## Extrait
▬▬▬▬▬▬▬▬▬▬

Quand on parle de l’éthique d’un politicien, c’est habituellement pour commenter les conflits d’intérêts et le respect des autres normes.

Tout cela est juste et bon. Mais il y a une autre responsabilité éthique importante : être honnête avec les électeurs. Appelons cela le degré zéro.

Des élus réussissent parfois à atteindre un niveau supérieur : s’adresser à notre intelligence en osant une pensée complexe, qui montre que deux choses en apparence contradictoires peuvent être vraies en même temps.

Voilà ce qu’a fait Pierre Fitzgibbon jeudi. Juste avant de reculer et de prétendre que tout cela n’était qu’une blague…

PHOTO EDOUARD PLANTE-FRÉCHETTE, ARCHIVES LA PRESSE

Le ministre de l’Économie, de l’Innovation et de l’Énergie, Pierre Fitzgibbon

Les automobilistes peuvent en témoigner : le prix à la pompe est difficile à comprendre. Il monte vite pour suivre le marché, mais redescend plus lentement quand le cours du brut diminue… Et la marge de profit des détaillants semble varier selon les régions. Même dans la Capitale-Nationale, où les clients ne manquent pourtant pas, le prix est inexplicablement plus élevé.

▬▬▬▬▬▬▬▬▬▬

## Données fournies
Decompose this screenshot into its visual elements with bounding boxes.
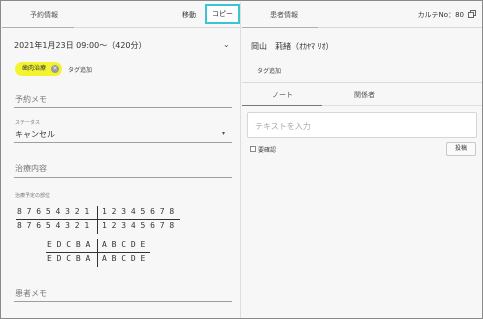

▬▬▬▬▬▬▬▬▬▬

## Travail demandé
1 > Recopiez le passage de l'extrait sur l'éthique des élus qui commence aux mots « Les automobilistes peuvent » et se termine après « inexplicablement plus élevé. ».
2 > Rédigez la suite de l'extrait sur l'éthique des élus, en partant de sa dernière phrase.

## Résultats attendus
1 >
Les automobilistes peuvent en témoigner : le prix à la pompe est difficile à comprendre. Il monte vite pour suivre le marché, mais redescend plus lentement quand le cours du brut diminue… Et la marge de profit des détaillants semble varier selon les régions. Même dans la Capitale-Nationale, où les clients ne manquent pourtant pas, le prix est inexplicablement plus élevé.

2 >
Ce phénomène a été documenté dans un rapport d’expert⁠1. En réaction, le ministre de l’Énergie a déposé un projet de loi sur l’essence. Il obligera les stations-service à informer la Régie de l’énergie quand elles modifient le prix. Et il abolira le prix plancher. Le but : renforcer la transparence et la concurrence.

La réception de cette loi entre dans la grande catégorie du « pourquoi pas ». Les analystes en énergie sont sceptiques quant à l’efficacité de la future loi. Mais on ne perd rien à essayer. D’autant plus que la modification législative sera simple et rapide.

En ce sens, le ministre donne raison aux automobilistes qui trouvent que l’essence coûte trop cher.

Mais en toute fin de point de presse jeudi, il a dit autre chose. Un collègue lui demandait s’il souhaitait, comme le chef conservateur fédéral Pierre Poilievre, réduire les taxes sur l’essence cet été afin de donner un répit aux vacanciers.

M. Fitzgibbon rangeait ses feuilles, déjà pressé d’être ailleurs. « Baisser les taxes sur les carburants ? Je pense qu’il faudrait les monter ! », a-t-il dit en sortant de la salle.

Le ministre a l’habitude de se moquer des questions qu’il n’aime pas. Il s’amuse à propager des frissons de controverse dans les médias.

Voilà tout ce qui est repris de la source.